## Given task
Write out each entry again. Keep every word exactly as it is.

## Entries supplied
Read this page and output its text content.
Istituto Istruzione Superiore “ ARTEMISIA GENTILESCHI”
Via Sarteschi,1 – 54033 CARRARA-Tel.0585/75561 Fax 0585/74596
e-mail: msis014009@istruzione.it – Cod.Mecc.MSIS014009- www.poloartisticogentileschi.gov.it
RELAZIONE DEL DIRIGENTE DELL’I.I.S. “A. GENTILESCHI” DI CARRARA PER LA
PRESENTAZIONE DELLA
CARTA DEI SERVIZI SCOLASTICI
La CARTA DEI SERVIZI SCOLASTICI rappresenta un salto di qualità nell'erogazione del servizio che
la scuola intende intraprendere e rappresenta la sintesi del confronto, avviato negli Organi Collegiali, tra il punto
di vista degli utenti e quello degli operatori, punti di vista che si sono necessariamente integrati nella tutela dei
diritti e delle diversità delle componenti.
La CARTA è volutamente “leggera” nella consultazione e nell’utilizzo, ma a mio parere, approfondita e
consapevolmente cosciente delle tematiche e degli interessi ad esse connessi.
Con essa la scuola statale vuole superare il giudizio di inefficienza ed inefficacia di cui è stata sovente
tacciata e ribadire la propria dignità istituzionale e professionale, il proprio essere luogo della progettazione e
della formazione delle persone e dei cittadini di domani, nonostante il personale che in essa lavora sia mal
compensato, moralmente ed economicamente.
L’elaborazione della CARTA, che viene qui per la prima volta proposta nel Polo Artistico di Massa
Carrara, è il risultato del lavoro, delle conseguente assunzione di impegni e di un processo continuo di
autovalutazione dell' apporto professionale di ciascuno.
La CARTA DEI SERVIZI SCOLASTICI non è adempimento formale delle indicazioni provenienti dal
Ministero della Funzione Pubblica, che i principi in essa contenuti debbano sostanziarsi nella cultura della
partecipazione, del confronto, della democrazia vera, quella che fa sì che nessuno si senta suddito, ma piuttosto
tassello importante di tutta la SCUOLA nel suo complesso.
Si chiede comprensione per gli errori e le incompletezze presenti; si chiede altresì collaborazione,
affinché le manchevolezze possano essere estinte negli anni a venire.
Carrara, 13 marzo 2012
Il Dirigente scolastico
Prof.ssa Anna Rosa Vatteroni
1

## Final answer
Read this page and output its text content.
Istituto Istruzione Superiore “ ARTEMISIA GENTILESCHI”
Via Sarteschi,1 – 54033 CARRARA-Tel.0585/75561 Fax 0585/74596
e-mail: msis014009@istruzione.it – Cod.Mecc.MSIS014009- www.poloartisticogentileschi.gov.it
RELAZIONE DEL DIRIGENTE DELL’I.I.S. “A. GENTILESCHI” DI CARRARA PER LA
PRESENTAZIONE DELLA
CARTA DEI SERVIZI SCOLASTICI
La CARTA DEI SERVIZI SCOLASTICI rappresenta un salto di qualità nell'erogazione del servizio che
la scuola intende intraprendere e rappresenta la sintesi del confronto, avviato negli Organi Collegiali, tra il punto
di vista degli utenti e quello degli operatori, punti di vista che si sono necessariamente integrati nella tutela dei
diritti e delle diversità delle componenti.
La CARTA è volutamente “leggera” nella consultazione e nell’utilizzo, ma a mio parere, approfondita e
consapevolmente cosciente delle tematiche e degli interessi ad esse connessi.
Con essa la scuola statale vuole superare il giudizio di inefficienza ed inefficacia di cui è stata sovente
tacciata e ribadire la propria dignità istituzionale e professionale, il proprio essere luogo della progettazione e
della formazione delle persone e dei cittadini di domani, nonostante il personale che in essa lavora sia mal
compensato, moralmente ed economicamente.
L’elaborazione della CARTA, che viene qui per la prima volta proposta nel Polo Artistico di Massa
Carrara, è il risultato del lavoro, delle conseguente assunzione di impegni e di un processo continuo di
autovalutazione dell' apporto professionale di ciascuno.
La CARTA DEI SERVIZI SCOLASTICI non è adempimento formale delle indicazioni provenienti dal
Ministero della Funzione Pubblica, che i principi in essa contenuti debbano sostanziarsi nella cultura della
partecipazione, del confronto, della democrazia vera, quella che fa sì che nessuno si senta suddito, ma piuttosto
tassello importante di tutta la SCUOLA nel suo complesso.
Si chiede comprensione per gli errori e le incompletezze presenti; si chiede altresì collaborazione,
affinché le manchevolezze possano essere estinte negli anni a venire.
Carrara, 13 marzo 2012
Il Dirigente scolastico
Prof.ssa Anna Rosa Vatteroni
1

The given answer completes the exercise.